====== EXTRACTED ENTRIES ======
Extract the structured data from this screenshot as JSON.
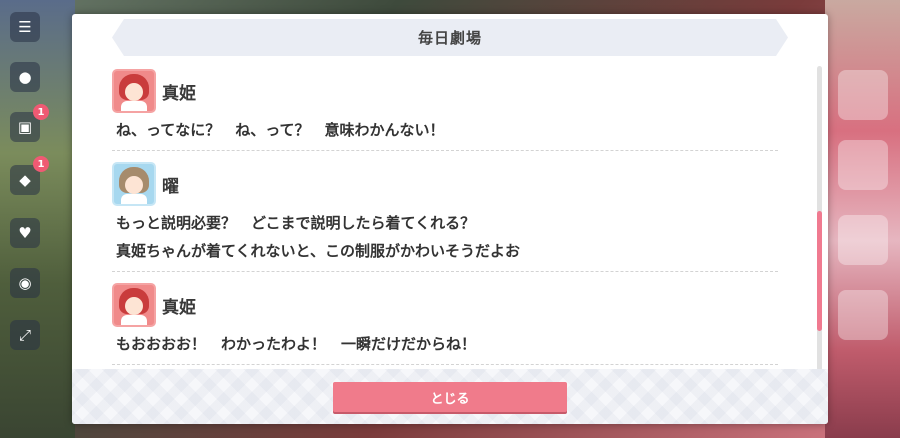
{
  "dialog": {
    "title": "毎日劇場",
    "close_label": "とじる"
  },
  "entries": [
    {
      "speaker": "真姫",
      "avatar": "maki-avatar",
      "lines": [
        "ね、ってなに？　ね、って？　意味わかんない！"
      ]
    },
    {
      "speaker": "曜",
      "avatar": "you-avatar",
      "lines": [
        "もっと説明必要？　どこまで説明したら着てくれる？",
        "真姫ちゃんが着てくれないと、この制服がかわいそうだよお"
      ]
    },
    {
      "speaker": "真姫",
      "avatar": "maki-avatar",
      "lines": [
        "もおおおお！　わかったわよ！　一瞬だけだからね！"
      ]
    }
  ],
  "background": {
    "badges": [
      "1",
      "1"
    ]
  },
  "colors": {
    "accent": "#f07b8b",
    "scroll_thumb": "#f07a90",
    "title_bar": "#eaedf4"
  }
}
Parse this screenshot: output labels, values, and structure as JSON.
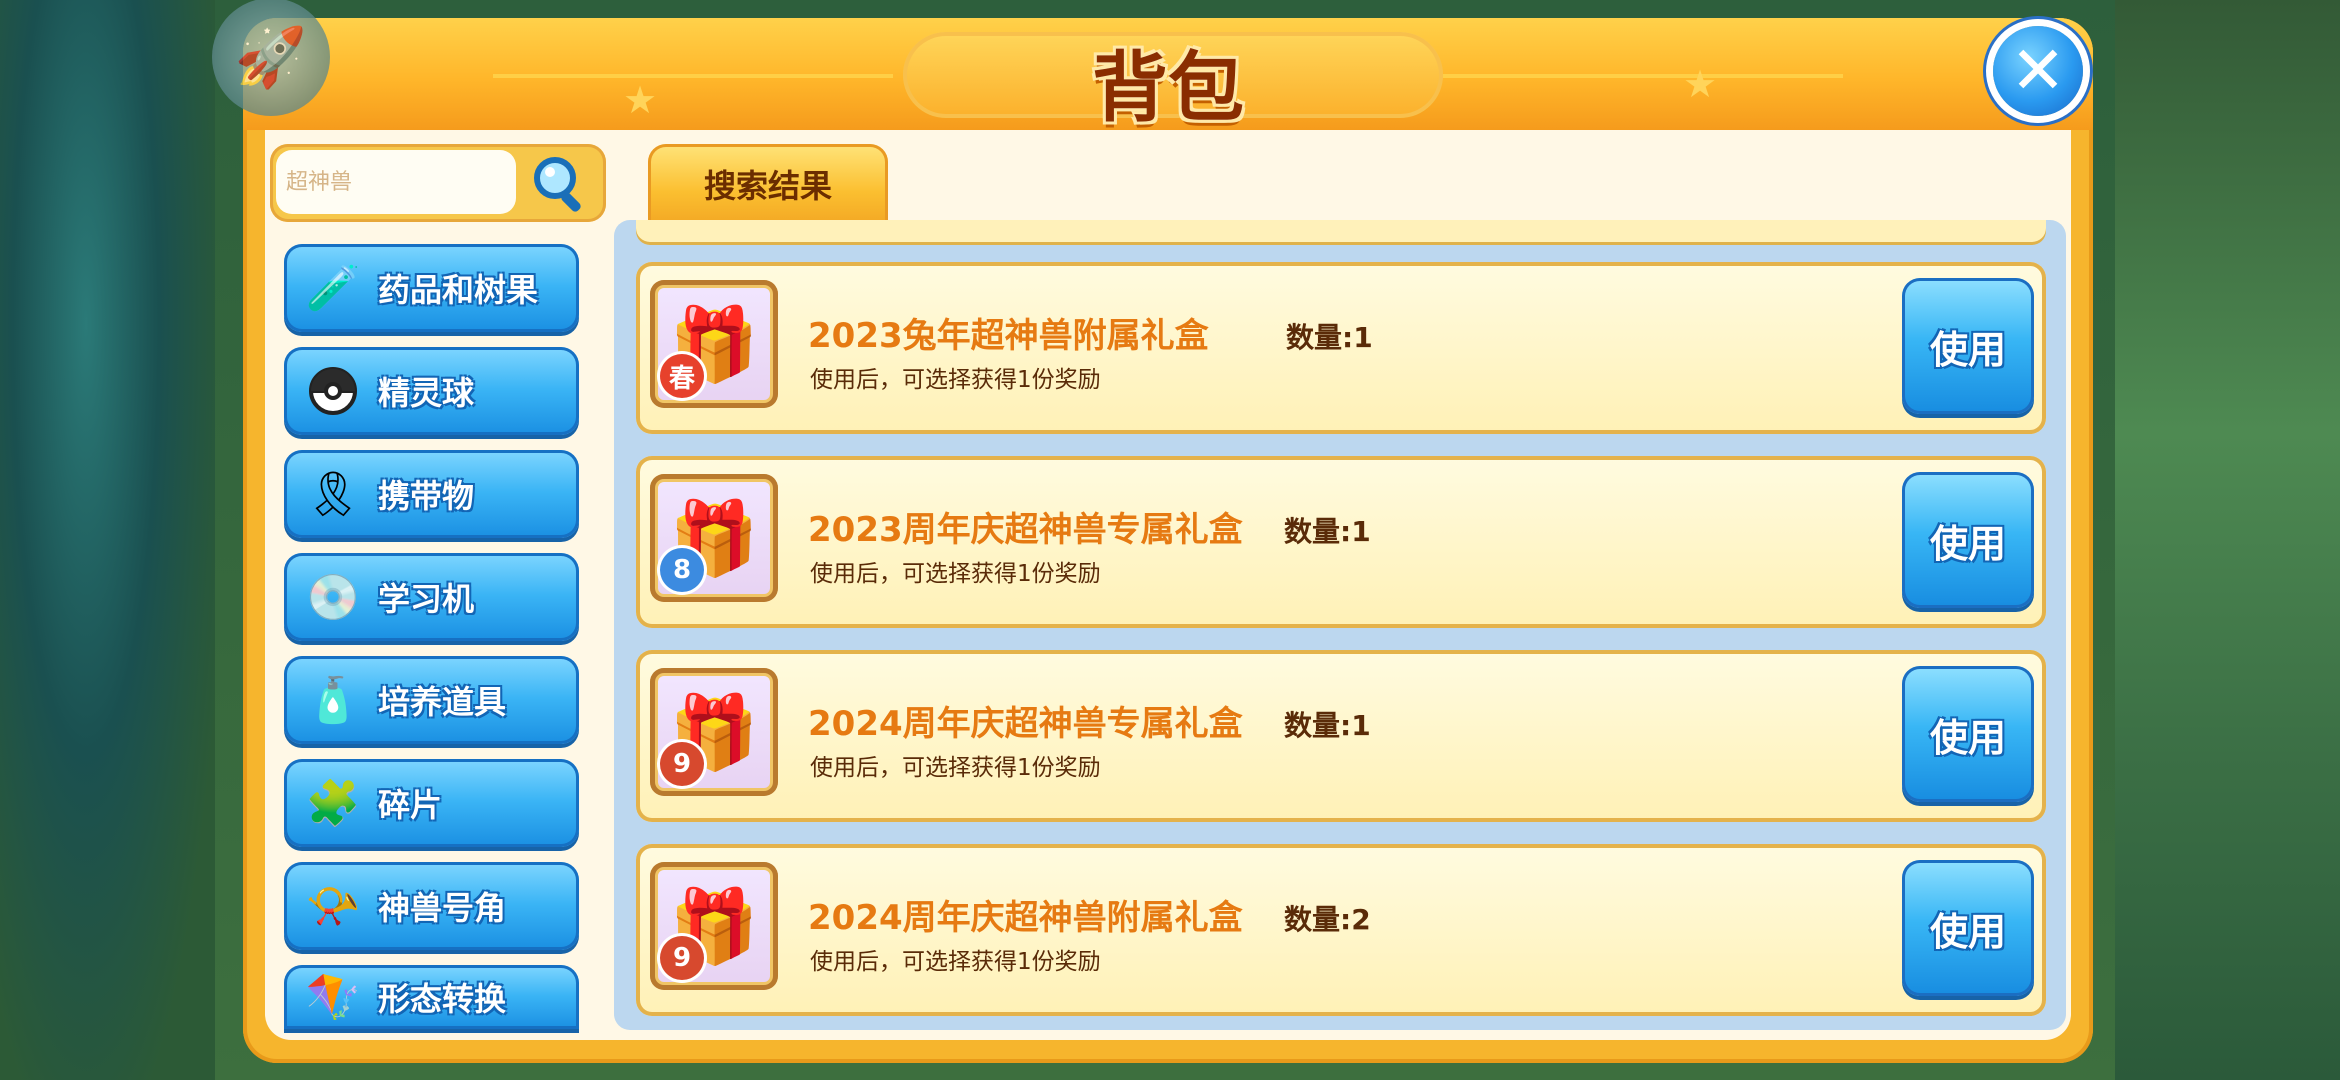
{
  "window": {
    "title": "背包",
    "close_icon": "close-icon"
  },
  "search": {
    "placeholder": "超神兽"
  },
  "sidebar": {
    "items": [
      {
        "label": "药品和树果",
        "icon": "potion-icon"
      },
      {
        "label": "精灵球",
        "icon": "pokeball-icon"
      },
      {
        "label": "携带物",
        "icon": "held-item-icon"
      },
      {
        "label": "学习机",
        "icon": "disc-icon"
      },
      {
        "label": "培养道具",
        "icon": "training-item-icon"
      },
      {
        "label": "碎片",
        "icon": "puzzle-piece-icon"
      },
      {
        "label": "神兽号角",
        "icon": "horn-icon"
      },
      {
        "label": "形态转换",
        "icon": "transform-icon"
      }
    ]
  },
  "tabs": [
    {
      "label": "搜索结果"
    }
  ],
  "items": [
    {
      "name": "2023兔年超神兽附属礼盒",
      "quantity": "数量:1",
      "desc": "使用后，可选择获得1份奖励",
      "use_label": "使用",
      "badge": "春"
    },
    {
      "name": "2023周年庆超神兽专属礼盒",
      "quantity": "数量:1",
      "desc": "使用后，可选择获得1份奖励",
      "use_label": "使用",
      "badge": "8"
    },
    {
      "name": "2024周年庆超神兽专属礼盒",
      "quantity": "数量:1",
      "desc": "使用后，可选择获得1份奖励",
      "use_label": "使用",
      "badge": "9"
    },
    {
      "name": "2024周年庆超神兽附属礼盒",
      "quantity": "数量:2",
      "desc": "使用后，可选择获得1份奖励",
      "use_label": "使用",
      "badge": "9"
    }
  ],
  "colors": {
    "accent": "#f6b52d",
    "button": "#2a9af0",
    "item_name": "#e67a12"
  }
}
======
====== EXTRACTED ENTRIES ======
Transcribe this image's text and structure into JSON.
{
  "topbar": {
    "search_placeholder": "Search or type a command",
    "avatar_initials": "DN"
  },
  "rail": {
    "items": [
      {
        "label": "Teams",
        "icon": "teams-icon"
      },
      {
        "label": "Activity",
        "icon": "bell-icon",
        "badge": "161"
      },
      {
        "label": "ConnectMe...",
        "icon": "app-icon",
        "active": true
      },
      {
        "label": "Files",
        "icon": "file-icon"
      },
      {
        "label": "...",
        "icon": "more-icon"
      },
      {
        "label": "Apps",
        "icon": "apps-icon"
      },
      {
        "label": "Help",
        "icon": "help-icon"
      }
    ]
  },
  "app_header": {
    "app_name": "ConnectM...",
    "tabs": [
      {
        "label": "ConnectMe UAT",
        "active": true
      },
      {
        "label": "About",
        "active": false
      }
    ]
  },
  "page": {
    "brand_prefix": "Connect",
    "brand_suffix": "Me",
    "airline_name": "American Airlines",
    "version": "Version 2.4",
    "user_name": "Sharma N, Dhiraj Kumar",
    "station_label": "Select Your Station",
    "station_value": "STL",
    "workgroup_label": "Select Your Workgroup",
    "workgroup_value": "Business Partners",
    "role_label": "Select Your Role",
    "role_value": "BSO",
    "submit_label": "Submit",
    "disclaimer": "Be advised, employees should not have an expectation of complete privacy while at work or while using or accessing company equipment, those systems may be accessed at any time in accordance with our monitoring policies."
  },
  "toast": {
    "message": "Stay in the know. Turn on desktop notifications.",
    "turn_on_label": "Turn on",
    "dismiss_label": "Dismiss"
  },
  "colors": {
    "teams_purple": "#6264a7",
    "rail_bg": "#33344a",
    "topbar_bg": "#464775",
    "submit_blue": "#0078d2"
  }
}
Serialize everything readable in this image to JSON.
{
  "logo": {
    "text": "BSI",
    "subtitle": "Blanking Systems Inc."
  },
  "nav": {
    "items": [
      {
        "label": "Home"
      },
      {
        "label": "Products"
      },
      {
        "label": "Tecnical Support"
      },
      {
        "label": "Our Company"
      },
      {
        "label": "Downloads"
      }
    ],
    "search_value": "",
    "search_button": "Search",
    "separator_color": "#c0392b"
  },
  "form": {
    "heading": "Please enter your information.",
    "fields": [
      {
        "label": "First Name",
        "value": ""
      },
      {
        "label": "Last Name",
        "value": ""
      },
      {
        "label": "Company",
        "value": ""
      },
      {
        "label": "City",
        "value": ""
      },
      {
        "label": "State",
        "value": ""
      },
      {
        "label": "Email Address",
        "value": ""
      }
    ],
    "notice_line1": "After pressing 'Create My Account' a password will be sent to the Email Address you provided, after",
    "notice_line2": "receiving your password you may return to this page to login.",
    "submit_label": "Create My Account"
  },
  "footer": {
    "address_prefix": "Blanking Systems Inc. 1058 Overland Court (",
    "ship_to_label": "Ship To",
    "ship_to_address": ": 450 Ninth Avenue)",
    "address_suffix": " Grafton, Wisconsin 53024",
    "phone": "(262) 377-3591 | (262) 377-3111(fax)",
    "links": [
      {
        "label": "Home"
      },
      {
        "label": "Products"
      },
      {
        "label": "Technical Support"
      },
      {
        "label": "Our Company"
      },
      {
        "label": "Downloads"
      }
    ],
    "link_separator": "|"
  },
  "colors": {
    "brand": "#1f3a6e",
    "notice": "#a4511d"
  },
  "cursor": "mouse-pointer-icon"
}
======
====== EXTRACTED ENTRIES ======
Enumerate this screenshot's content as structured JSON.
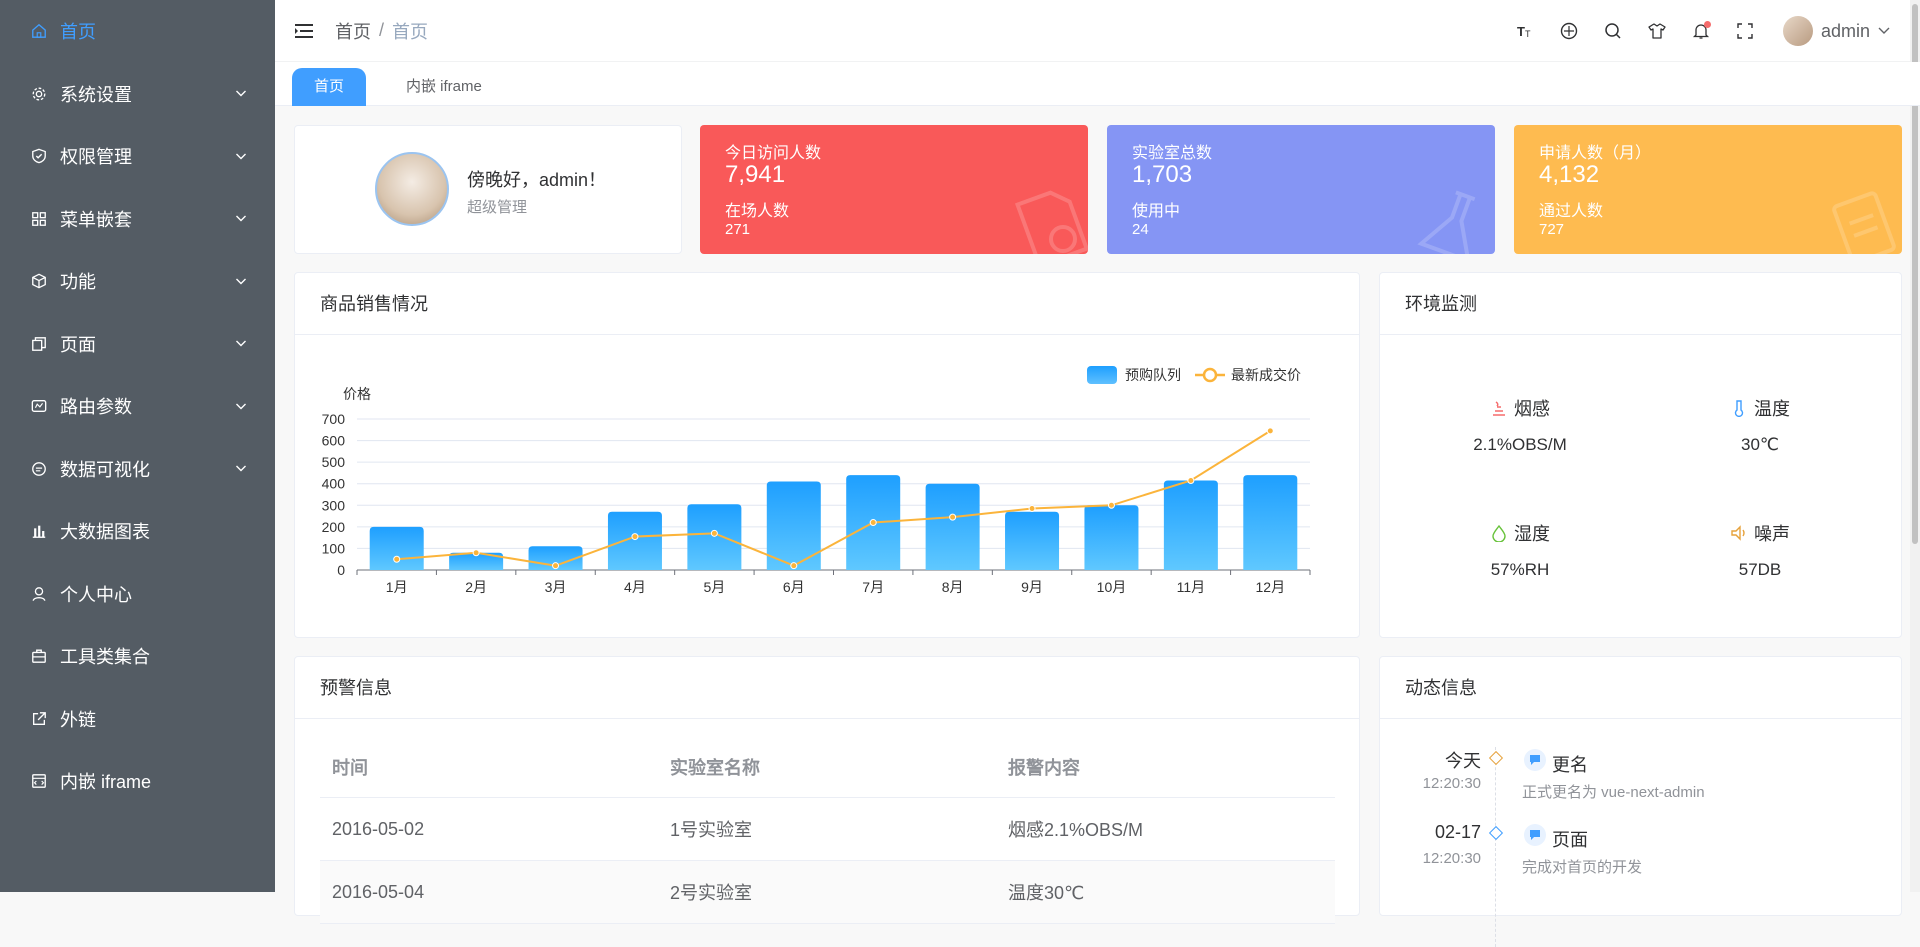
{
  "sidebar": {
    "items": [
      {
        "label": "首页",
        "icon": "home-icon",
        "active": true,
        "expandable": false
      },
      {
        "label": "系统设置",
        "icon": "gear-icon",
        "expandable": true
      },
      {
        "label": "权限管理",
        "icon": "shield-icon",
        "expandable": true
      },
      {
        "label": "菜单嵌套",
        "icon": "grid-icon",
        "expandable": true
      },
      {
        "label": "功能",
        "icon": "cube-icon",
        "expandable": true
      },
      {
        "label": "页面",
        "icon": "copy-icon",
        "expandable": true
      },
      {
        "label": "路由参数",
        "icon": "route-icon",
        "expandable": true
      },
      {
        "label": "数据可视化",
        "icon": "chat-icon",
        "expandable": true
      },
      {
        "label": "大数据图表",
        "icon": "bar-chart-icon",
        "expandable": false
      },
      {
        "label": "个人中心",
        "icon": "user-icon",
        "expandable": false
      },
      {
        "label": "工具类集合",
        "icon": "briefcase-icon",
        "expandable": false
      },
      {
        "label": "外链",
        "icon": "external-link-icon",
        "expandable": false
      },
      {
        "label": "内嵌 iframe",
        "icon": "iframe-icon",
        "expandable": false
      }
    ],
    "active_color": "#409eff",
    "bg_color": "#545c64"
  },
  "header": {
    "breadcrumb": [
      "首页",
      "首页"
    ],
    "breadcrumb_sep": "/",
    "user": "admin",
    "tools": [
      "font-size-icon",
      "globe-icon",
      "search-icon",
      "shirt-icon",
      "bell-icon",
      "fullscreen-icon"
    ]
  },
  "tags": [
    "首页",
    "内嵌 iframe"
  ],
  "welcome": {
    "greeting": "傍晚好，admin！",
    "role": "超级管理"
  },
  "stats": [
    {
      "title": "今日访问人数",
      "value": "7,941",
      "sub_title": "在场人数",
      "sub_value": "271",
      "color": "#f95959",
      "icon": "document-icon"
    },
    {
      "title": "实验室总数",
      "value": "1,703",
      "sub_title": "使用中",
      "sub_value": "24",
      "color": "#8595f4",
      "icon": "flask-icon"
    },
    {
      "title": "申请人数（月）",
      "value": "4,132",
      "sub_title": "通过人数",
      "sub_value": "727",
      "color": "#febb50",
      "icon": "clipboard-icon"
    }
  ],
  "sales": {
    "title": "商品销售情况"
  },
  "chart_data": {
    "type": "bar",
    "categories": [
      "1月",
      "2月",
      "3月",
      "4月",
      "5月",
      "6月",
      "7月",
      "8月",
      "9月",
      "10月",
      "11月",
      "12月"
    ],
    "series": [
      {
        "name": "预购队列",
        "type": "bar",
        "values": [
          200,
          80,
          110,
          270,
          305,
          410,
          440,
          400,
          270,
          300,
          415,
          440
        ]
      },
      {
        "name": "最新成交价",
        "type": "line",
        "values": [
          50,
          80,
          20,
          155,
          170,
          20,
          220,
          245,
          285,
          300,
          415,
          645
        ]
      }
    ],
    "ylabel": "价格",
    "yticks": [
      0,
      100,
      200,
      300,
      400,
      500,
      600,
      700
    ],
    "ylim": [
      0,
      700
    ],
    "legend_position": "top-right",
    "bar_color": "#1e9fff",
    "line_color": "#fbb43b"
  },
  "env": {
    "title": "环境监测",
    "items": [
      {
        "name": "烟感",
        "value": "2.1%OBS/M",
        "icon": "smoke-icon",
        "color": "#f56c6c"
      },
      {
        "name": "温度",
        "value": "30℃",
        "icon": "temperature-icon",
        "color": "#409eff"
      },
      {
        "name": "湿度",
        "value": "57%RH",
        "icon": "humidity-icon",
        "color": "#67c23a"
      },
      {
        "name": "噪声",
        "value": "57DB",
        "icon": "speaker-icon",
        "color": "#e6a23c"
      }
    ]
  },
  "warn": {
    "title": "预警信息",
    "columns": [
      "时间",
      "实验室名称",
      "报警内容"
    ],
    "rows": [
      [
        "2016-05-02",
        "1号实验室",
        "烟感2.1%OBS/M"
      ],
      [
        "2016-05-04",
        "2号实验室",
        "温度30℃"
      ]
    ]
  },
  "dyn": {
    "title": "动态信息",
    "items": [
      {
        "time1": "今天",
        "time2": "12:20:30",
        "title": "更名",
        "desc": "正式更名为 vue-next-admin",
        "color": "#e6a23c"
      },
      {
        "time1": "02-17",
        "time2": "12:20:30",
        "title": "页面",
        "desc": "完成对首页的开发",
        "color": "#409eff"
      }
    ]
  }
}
======
» **EXERCISE**:
Copy each line of the data that contains the word "type".

» **OUTPUT**:
    "search_placeholder": "Search or type a command",
    "type": "bar",
        "type": "bar",
        "type": "line",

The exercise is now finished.